* AIM OF THE EXERCISE *
Copy each line containing the word "flux" from the records that follow, please.

* Entries from a dataset *
★ ★ ★ ★

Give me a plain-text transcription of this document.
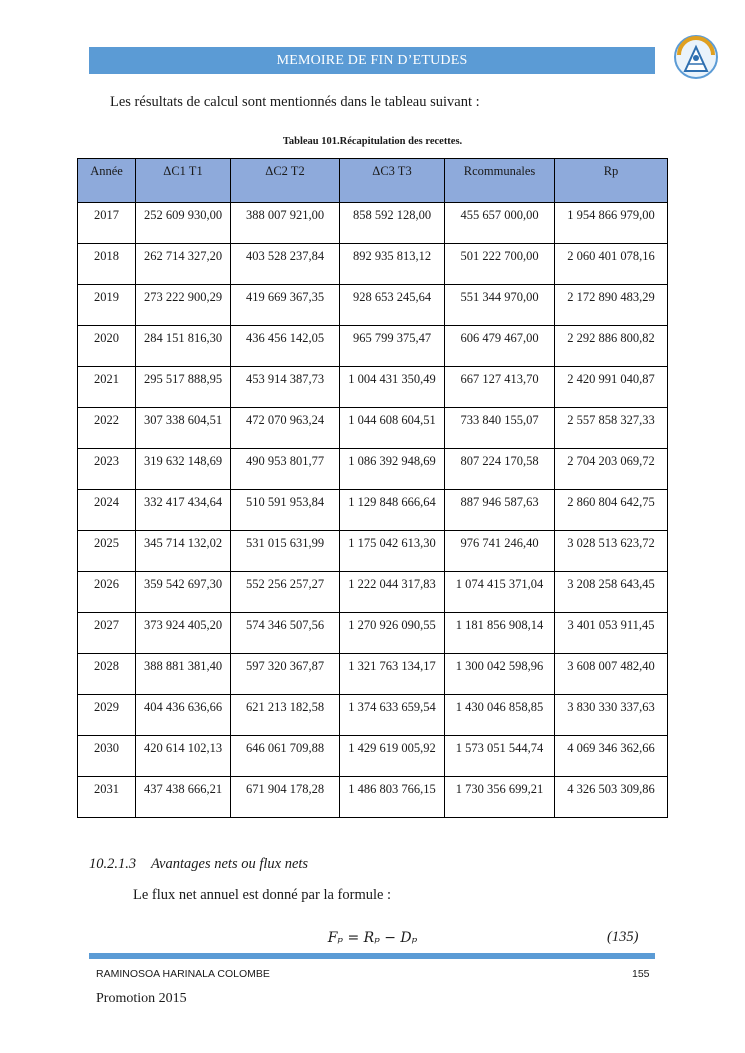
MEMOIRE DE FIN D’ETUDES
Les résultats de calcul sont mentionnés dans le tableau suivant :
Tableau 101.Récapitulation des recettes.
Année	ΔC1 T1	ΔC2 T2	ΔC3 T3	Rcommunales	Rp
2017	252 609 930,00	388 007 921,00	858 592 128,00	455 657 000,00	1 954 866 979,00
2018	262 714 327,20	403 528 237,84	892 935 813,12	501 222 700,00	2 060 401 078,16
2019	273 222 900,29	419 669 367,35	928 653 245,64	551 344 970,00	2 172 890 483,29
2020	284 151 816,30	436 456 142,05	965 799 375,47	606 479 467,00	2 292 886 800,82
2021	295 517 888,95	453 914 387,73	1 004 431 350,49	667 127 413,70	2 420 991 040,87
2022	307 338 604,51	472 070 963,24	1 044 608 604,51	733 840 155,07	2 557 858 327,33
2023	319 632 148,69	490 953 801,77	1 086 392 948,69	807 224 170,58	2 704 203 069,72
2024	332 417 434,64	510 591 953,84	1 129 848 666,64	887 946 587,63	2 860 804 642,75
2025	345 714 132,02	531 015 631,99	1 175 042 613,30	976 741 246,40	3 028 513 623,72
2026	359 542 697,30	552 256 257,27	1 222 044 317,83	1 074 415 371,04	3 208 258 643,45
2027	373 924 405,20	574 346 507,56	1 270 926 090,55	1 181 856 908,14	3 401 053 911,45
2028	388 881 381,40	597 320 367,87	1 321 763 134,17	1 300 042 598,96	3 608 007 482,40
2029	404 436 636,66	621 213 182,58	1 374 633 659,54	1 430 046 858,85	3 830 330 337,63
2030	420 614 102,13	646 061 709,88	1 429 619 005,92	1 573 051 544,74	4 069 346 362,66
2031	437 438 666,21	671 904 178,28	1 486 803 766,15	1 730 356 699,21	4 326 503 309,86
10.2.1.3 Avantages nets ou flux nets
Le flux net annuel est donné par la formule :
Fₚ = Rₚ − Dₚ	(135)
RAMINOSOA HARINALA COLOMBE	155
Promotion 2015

★ ★ ★ ★

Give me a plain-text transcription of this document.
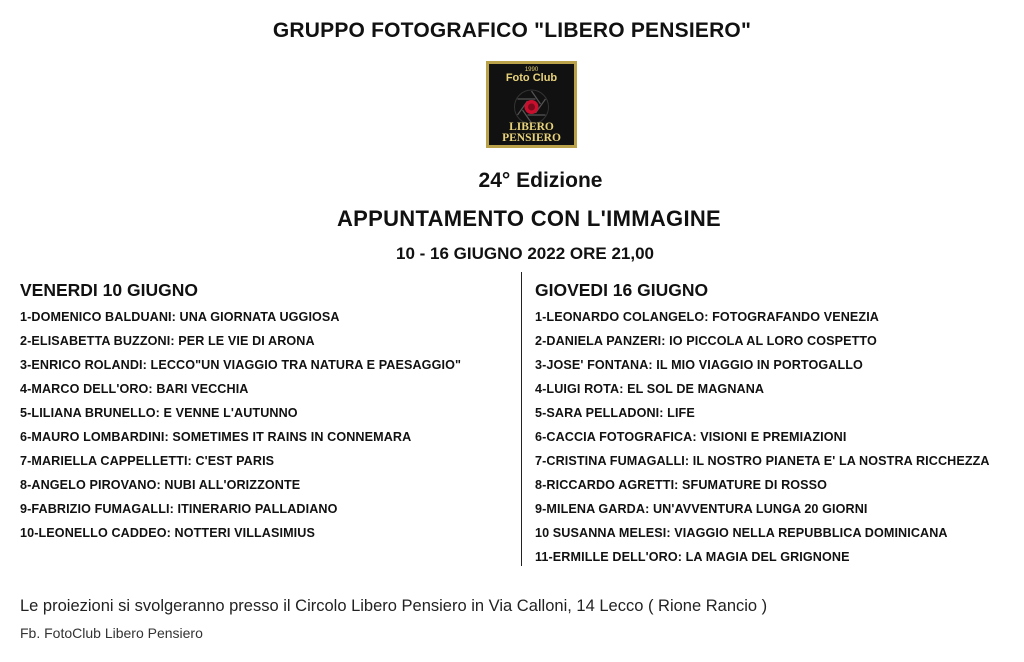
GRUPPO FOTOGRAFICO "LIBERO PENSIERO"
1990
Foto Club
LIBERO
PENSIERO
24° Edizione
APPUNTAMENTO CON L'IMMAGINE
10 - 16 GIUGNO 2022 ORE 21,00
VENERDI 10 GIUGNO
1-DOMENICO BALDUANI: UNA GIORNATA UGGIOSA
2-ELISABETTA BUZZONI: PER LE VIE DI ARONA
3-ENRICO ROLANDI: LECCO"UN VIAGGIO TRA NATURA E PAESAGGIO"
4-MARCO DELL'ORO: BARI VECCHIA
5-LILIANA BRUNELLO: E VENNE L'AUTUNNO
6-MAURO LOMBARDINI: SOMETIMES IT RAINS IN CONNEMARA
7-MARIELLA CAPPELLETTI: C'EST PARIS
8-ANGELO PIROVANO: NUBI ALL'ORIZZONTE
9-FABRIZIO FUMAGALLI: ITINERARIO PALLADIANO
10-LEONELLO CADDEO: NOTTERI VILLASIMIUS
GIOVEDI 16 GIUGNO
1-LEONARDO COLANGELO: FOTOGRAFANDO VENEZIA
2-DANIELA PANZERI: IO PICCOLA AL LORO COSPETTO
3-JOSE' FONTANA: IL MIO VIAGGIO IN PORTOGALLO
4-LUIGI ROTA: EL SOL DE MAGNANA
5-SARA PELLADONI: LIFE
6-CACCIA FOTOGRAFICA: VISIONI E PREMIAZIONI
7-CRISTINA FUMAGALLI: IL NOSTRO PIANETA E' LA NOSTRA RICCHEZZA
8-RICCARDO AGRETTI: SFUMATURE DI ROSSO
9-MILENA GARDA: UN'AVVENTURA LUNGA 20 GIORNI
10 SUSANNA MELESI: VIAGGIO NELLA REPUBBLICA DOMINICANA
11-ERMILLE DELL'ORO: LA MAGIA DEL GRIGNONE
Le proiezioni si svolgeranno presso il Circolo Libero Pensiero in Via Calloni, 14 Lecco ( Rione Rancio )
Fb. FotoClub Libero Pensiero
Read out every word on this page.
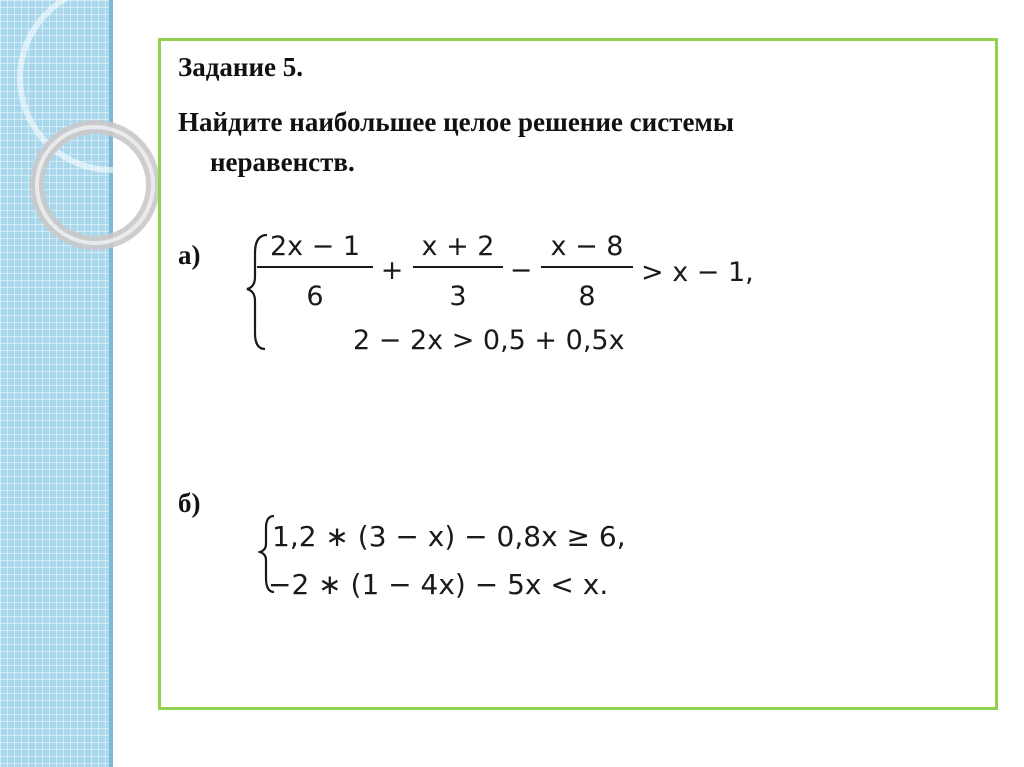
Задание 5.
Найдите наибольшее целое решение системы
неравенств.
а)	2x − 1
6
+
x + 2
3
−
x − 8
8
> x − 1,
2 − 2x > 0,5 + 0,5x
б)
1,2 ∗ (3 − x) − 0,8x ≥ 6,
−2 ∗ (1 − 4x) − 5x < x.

★ ★ ★ ★

* WRITTEN SOLUTION *
10.2.1.3 Avantages nets ou flux nets
Le flux net annuel est donné par la formule :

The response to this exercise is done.